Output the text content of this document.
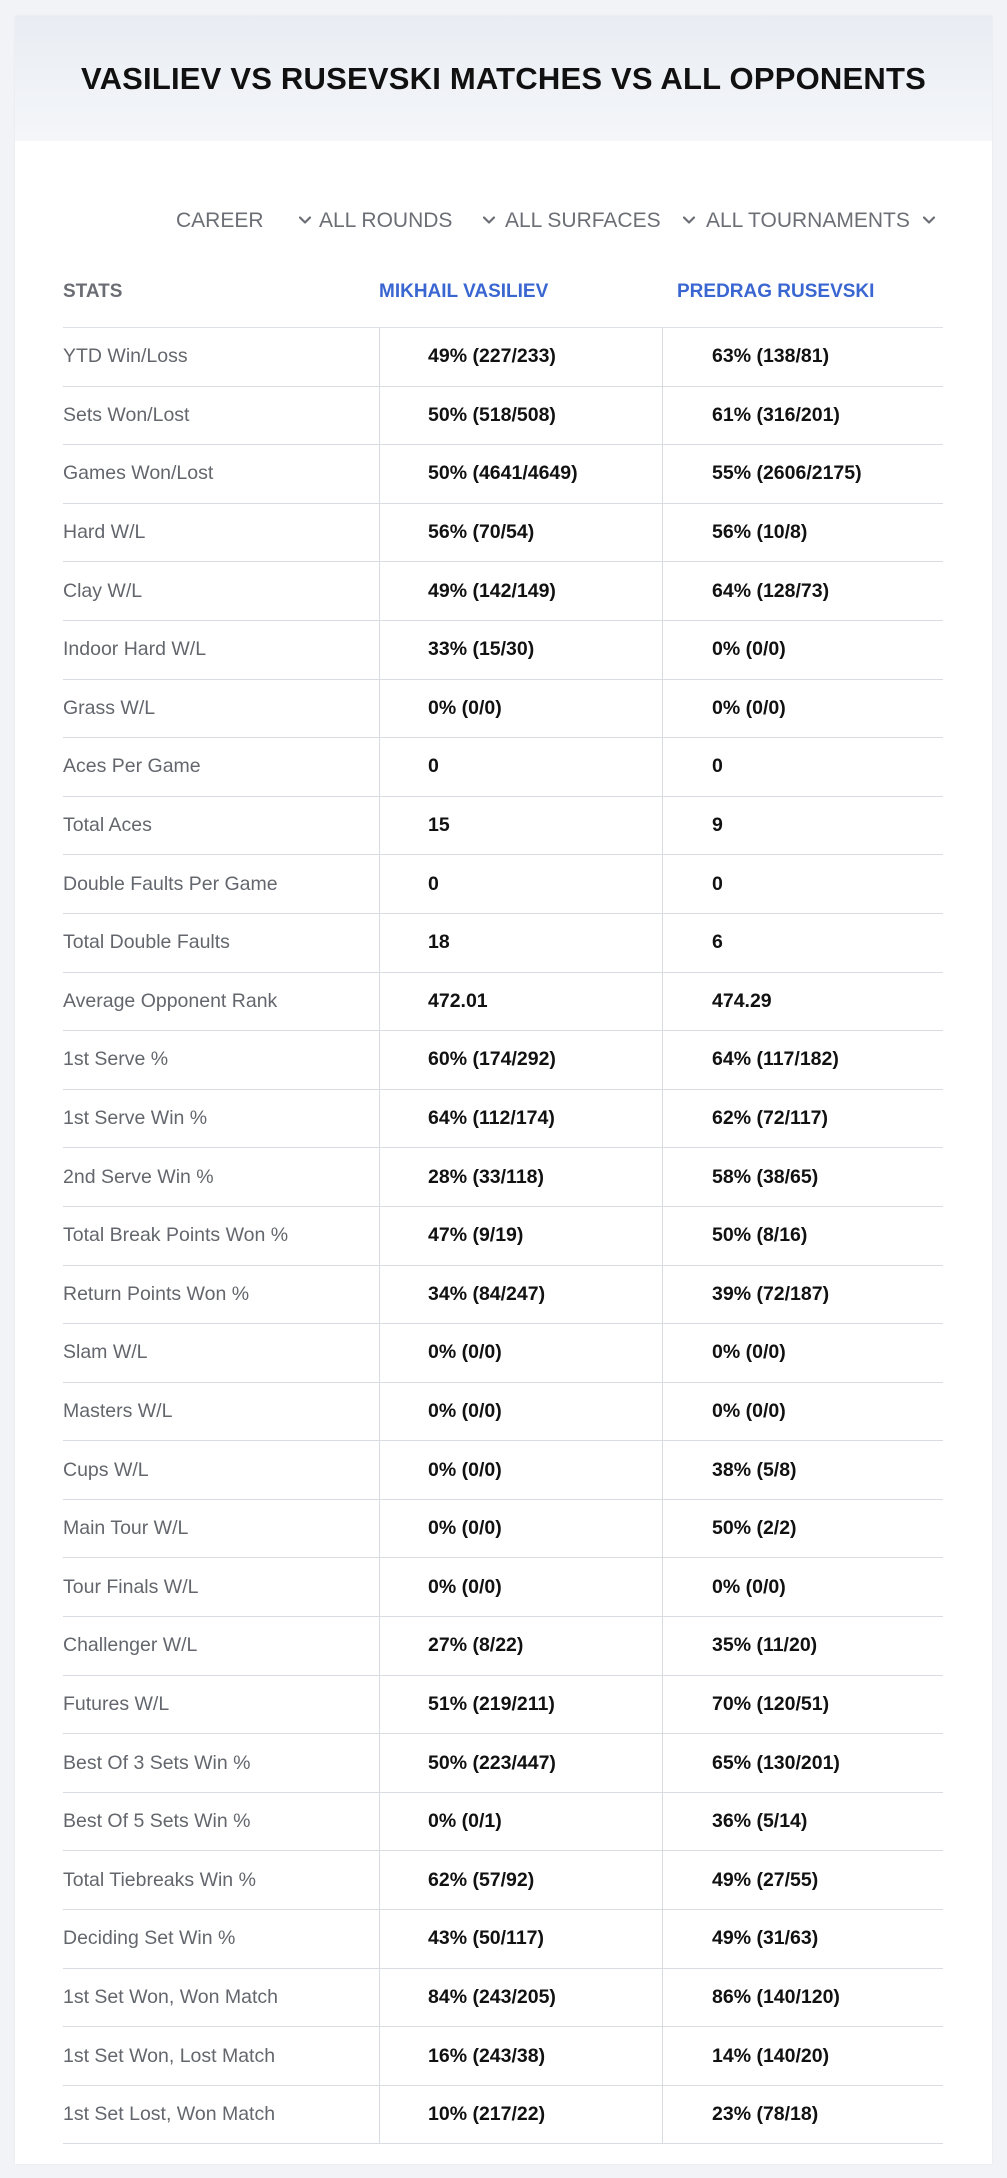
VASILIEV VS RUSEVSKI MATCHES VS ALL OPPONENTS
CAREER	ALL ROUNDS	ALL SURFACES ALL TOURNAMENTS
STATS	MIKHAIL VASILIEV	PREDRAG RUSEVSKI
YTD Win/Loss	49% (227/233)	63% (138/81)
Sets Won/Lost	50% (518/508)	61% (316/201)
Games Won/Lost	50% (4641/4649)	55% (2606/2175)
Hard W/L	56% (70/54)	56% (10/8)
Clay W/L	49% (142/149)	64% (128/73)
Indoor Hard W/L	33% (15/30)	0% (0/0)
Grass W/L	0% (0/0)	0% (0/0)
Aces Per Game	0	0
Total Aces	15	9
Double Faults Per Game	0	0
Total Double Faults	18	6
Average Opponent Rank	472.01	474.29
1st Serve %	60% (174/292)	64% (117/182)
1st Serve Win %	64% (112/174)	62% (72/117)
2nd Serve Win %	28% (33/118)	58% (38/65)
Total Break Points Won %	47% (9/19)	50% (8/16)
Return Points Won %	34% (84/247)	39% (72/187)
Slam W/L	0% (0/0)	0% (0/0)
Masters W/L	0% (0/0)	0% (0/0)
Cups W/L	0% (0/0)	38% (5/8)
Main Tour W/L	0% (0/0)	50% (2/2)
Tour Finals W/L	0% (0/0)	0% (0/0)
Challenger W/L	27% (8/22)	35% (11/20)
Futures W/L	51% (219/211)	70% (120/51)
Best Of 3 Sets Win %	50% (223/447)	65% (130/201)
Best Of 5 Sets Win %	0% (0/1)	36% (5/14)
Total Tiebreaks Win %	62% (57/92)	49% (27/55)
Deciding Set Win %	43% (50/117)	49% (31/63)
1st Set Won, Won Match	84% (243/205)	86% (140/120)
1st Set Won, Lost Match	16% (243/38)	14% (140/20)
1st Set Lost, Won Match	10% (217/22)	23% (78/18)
********************
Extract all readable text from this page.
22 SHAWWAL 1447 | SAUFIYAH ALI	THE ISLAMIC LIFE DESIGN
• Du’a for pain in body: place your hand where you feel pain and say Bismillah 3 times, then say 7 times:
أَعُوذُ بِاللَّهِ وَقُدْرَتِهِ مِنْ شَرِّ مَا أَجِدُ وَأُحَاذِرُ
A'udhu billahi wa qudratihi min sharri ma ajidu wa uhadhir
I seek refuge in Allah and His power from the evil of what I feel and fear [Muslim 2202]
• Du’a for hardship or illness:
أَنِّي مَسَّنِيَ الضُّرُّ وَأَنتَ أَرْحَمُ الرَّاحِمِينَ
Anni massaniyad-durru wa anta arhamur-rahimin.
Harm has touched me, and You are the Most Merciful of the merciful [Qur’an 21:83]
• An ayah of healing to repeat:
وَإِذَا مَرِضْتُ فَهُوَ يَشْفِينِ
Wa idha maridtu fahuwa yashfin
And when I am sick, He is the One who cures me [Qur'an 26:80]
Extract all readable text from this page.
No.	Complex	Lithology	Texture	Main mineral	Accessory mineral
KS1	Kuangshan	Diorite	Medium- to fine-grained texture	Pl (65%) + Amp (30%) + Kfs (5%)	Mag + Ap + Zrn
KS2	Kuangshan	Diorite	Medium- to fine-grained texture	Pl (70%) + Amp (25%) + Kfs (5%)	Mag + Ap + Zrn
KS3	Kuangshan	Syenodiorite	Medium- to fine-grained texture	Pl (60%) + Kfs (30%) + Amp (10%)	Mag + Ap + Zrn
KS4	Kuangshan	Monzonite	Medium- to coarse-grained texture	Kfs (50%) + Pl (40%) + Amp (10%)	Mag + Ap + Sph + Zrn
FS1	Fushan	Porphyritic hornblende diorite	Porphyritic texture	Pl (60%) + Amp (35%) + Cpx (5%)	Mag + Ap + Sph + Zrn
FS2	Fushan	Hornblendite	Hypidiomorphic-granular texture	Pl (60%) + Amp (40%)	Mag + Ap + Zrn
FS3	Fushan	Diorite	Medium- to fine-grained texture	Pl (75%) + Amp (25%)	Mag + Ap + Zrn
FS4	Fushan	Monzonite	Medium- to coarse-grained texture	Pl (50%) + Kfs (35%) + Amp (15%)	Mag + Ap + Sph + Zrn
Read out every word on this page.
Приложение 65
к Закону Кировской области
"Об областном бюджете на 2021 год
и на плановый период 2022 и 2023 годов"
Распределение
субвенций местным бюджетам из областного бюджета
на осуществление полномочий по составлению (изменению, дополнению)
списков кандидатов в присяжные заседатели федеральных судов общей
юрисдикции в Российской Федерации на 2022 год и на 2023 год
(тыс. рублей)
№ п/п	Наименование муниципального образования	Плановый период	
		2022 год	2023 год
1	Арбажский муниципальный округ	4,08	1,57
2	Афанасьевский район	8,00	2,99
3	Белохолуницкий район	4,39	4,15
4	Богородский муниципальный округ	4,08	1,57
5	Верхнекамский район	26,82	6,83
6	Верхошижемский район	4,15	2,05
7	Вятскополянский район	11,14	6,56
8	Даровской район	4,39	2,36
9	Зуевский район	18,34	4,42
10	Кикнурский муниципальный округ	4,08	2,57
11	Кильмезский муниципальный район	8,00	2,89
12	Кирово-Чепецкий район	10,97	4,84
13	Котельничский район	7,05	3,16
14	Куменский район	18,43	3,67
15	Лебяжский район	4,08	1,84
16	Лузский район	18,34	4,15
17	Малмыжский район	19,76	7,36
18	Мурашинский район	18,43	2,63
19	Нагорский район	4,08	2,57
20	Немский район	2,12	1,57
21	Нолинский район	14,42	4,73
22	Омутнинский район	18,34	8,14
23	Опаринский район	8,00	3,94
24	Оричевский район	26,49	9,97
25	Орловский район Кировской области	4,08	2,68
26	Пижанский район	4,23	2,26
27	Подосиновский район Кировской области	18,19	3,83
********************
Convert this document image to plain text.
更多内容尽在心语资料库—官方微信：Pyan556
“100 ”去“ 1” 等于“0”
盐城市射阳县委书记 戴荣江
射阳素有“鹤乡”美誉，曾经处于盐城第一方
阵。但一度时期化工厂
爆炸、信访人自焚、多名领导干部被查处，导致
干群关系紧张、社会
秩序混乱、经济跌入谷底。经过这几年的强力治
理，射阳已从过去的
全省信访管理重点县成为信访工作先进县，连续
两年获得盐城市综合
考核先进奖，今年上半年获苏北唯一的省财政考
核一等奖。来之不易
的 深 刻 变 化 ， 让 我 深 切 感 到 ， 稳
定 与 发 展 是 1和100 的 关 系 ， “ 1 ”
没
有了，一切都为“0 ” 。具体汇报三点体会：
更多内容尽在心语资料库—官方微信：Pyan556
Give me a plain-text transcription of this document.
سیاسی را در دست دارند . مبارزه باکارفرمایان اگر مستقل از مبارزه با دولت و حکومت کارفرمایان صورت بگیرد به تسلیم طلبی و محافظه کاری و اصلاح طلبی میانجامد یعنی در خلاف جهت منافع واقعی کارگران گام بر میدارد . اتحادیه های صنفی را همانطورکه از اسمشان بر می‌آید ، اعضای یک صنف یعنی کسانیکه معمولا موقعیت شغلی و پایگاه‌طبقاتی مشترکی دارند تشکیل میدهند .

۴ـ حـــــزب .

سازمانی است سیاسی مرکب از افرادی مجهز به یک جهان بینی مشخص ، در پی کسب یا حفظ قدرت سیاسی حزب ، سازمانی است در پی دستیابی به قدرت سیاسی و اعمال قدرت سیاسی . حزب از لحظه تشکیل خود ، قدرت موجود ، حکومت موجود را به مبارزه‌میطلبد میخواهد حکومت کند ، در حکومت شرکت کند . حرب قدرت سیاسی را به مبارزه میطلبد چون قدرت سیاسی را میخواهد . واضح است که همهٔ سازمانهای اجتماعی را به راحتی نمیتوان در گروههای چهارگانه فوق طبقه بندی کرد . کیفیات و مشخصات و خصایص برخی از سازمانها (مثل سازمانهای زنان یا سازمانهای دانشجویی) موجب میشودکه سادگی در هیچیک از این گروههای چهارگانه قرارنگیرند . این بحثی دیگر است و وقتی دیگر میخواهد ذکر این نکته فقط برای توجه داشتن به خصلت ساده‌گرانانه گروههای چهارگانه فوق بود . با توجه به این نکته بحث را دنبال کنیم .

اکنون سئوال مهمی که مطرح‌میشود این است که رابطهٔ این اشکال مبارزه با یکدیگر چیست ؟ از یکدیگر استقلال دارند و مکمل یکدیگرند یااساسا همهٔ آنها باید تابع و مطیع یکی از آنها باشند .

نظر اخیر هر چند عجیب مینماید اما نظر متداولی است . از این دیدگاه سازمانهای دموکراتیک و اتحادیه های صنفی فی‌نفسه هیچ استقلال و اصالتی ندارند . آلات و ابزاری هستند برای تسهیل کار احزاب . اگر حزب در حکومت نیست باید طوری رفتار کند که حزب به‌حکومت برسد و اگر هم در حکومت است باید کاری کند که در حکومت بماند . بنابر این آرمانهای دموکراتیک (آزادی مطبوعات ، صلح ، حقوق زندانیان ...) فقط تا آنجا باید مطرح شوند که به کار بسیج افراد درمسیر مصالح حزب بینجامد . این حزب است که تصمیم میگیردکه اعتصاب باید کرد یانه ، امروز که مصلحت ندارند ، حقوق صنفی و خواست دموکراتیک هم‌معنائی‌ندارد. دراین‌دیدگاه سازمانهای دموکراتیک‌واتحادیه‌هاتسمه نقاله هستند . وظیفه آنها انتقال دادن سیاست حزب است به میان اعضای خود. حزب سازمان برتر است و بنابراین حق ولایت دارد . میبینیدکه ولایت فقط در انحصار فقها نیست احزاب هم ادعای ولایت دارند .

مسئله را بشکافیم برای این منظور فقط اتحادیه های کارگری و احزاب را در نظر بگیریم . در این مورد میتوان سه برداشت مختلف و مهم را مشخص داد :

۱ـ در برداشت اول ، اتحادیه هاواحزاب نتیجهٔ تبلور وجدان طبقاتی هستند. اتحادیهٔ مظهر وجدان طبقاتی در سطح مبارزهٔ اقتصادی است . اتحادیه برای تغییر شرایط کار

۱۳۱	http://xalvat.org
********************
Copy each line of the data above that holds "plain".

## SOLUTION TO THE EXERCISE
Convert this document image to plain text.
Give me a plain-text transcription of this document.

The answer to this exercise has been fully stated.